**WHAT IS REQUIRED**
Can you output the material exactly as written, minus any pictures it holds?

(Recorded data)
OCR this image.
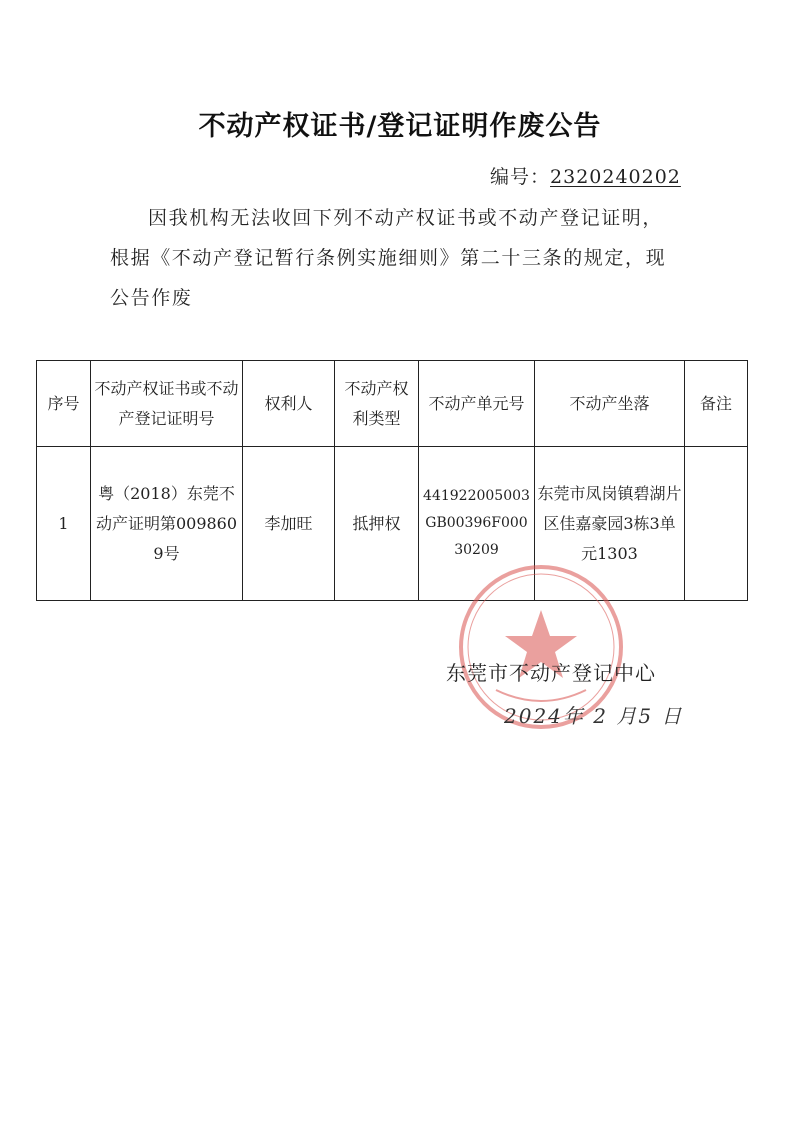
不动产权证书/登记证明作废公告
编号：2320240202
因我机构无法收回下列不动产权证书或不动产登记证明，根据《不动产登记暂行条例实施细则》第二十三条的规定，现公告作废
序号	不动产权证书或不动产登记证明号	权利人	不动产权利类型	不动产单元号	不动产坐落	备注
1	粤（2018）东莞不动产证明第0098609号	李加旺	抵押权	441922005003GB00396F00030209	东莞市凤岗镇碧湖片区佳嘉豪园3栋3单元1303	
东莞市不动产登记中心
2024年 2 月5 日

**ANSWER TO THE TASK**
OCR this image.
不动产权证书/登记证明作废公告
编号：2320240202
因我机构无法收回下列不动产权证书或不动产登记证明，根据《不动产登记暂行条例实施细则》第二十三条的规定，现公告作废
序号	不动产权证书或不动产登记证明号	权利人	不动产权利类型	不动产单元号	不动产坐落	备注
1	粤（2018）东莞不动产证明第0098609号	李加旺	抵押权	441922005003GB00396F00030209	东莞市凤岗镇碧湖片区佳嘉豪园3栋3单元1303	
东莞市不动产登记中心
2024年 2 月5 日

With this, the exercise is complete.